What to do: Where a line of the material contains the string "Feedback", copy that line.

□ □ □ □ □

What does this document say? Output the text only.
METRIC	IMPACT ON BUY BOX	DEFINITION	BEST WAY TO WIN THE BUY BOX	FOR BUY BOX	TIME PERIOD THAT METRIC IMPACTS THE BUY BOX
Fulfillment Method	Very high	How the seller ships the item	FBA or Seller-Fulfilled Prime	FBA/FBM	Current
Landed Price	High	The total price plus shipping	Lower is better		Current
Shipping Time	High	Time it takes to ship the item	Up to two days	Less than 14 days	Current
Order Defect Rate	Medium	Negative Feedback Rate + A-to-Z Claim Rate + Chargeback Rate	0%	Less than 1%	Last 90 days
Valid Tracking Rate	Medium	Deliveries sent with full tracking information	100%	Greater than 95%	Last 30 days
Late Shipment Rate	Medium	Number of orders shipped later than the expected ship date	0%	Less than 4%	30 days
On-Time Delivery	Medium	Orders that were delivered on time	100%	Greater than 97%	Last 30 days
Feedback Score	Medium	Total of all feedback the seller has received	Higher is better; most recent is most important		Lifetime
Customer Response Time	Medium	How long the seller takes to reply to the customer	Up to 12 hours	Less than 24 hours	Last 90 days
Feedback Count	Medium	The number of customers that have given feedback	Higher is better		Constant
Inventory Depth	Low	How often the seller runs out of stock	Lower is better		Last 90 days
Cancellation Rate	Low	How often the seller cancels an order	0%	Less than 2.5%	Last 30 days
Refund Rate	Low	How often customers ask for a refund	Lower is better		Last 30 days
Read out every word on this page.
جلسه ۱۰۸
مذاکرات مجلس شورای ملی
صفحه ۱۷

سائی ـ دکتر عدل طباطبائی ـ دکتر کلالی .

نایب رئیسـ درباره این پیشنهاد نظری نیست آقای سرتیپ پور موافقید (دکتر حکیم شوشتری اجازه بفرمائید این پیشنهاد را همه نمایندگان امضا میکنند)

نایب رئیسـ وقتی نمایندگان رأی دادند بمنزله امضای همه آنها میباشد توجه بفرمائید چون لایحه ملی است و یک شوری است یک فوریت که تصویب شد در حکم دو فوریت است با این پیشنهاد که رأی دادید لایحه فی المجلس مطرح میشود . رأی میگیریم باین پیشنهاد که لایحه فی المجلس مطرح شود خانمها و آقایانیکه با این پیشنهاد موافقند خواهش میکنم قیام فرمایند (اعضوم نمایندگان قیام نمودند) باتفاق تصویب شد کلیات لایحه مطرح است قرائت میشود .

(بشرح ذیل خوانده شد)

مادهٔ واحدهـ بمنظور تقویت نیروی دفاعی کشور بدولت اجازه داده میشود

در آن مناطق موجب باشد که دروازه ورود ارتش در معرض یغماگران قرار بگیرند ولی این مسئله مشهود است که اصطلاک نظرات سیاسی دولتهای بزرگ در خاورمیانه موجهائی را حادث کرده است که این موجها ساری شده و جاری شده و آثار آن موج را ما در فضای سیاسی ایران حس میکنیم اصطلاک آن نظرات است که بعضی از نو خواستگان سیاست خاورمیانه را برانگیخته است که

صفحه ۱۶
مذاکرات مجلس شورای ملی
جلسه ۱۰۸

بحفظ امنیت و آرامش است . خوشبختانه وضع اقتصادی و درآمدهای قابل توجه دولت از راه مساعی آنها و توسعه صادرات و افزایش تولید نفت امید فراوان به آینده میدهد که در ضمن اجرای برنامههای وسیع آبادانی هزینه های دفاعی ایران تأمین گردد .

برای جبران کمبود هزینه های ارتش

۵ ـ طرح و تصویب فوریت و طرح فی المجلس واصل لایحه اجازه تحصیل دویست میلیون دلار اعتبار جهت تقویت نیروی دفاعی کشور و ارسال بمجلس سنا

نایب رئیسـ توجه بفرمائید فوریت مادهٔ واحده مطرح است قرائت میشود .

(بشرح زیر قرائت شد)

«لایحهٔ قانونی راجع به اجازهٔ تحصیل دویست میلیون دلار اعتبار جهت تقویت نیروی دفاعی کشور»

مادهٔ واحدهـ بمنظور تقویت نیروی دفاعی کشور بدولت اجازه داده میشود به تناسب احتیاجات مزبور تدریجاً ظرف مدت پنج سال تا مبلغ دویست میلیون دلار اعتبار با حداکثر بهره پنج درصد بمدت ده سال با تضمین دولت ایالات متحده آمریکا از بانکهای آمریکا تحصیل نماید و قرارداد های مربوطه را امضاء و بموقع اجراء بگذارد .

□ □ □ □ □

Output of the task:
Order Defect Rate	Medium	Negative Feedback Rate + A-to-Z Claim Rate + Chargeback Rate	0%	Less than 1%	Last 90 days
Feedback Score	Medium	Total of all feedback the seller has received	Higher is better; most recent is most important		Lifetime
Feedback Count	Medium	The number of customers that have given feedback	Higher is better		Constant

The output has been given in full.